[Given information start]

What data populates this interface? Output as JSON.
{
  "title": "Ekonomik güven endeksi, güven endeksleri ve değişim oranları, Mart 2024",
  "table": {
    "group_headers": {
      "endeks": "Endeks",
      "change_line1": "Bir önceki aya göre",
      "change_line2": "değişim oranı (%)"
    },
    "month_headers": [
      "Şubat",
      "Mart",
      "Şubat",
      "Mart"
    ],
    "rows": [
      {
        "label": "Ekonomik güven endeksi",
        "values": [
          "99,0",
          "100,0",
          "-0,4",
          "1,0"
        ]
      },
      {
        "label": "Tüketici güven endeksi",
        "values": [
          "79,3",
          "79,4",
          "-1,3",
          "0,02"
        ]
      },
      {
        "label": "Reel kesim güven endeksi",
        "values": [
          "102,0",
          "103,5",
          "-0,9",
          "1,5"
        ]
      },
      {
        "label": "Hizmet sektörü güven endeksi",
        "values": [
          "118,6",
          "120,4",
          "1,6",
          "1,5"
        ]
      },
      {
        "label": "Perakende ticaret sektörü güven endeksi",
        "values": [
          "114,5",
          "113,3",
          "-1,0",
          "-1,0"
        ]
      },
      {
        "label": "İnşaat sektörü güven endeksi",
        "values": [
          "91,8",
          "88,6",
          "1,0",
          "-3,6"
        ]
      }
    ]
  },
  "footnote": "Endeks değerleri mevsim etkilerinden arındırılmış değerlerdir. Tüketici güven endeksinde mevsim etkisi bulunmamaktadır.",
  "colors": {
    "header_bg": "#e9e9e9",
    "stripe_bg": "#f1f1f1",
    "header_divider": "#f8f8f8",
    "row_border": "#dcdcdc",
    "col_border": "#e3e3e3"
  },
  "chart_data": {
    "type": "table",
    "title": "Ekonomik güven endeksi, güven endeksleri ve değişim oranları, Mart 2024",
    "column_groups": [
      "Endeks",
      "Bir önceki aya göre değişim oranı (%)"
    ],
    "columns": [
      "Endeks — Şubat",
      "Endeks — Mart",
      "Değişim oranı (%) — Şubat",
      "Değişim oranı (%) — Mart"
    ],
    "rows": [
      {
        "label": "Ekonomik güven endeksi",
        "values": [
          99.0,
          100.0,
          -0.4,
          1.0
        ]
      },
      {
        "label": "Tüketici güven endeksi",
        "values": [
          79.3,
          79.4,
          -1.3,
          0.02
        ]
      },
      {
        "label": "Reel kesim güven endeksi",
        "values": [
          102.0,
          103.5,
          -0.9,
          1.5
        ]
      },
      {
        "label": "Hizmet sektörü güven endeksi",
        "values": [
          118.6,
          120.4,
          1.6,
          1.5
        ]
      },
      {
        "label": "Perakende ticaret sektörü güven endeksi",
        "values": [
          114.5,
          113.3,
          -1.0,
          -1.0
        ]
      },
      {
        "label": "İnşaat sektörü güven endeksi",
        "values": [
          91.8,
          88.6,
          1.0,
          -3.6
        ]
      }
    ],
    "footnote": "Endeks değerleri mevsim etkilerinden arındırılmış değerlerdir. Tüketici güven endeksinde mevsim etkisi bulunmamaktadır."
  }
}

[Given information end]

**Given request**
Print the material verbatim, all of it.

**The reply**
What data populates this interface? Output as JSON.
{
  "title": "Ekonomik güven endeksi, güven endeksleri ve değişim oranları, Mart 2024",
  "table": {
    "group_headers": {
      "endeks": "Endeks",
      "change_line1": "Bir önceki aya göre",
      "change_line2": "değişim oranı (%)"
    },
    "month_headers": [
      "Şubat",
      "Mart",
      "Şubat",
      "Mart"
    ],
    "rows": [
      {
        "label": "Ekonomik güven endeksi",
        "values": [
          "99,0",
          "100,0",
          "-0,4",
          "1,0"
        ]
      },
      {
        "label": "Tüketici güven endeksi",
        "values": [
          "79,3",
          "79,4",
          "-1,3",
          "0,02"
        ]
      },
      {
        "label": "Reel kesim güven endeksi",
        "values": [
          "102,0",
          "103,5",
          "-0,9",
          "1,5"
        ]
      },
      {
        "label": "Hizmet sektörü güven endeksi",
        "values": [
          "118,6",
          "120,4",
          "1,6",
          "1,5"
        ]
      },
      {
        "label": "Perakende ticaret sektörü güven endeksi",
        "values": [
          "114,5",
          "113,3",
          "-1,0",
          "-1,0"
        ]
      },
      {
        "label": "İnşaat sektörü güven endeksi",
        "values": [
          "91,8",
          "88,6",
          "1,0",
          "-3,6"
        ]
      }
    ]
  },
  "footnote": "Endeks değerleri mevsim etkilerinden arındırılmış değerlerdir. Tüketici güven endeksinde mevsim etkisi bulunmamaktadır.",
  "colors": {
    "header_bg": "#e9e9e9",
    "stripe_bg": "#f1f1f1",
    "header_divider": "#f8f8f8",
    "row_border": "#dcdcdc",
    "col_border": "#e3e3e3"
  },
  "chart_data": {
    "type": "table",
    "title": "Ekonomik güven endeksi, güven endeksleri ve değişim oranları, Mart 2024",
    "column_groups": [
      "Endeks",
      "Bir önceki aya göre değişim oranı (%)"
    ],
    "columns": [
      "Endeks — Şubat",
      "Endeks — Mart",
      "Değişim oranı (%) — Şubat",
      "Değişim oranı (%) — Mart"
    ],
    "rows": [
      {
        "label": "Ekonomik güven endeksi",
        "values": [
          99.0,
          100.0,
          -0.4,
          1.0
        ]
      },
      {
        "label": "Tüketici güven endeksi",
        "values": [
          79.3,
          79.4,
          -1.3,
          0.02
        ]
      },
      {
        "label": "Reel kesim güven endeksi",
        "values": [
          102.0,
          103.5,
          -0.9,
          1.5
        ]
      },
      {
        "label": "Hizmet sektörü güven endeksi",
        "values": [
          118.6,
          120.4,
          1.6,
          1.5
        ]
      },
      {
        "label": "Perakende ticaret sektörü güven endeksi",
        "values": [
          114.5,
          113.3,
          -1.0,
          -1.0
        ]
      },
      {
        "label": "İnşaat sektörü güven endeksi",
        "values": [
          91.8,
          88.6,
          1.0,
          -3.6
        ]
      }
    ],
    "footnote": "Endeks değerleri mevsim etkilerinden arındırılmış değerlerdir. Tüketici güven endeksinde mevsim etkisi bulunmamaktadır."
  }
}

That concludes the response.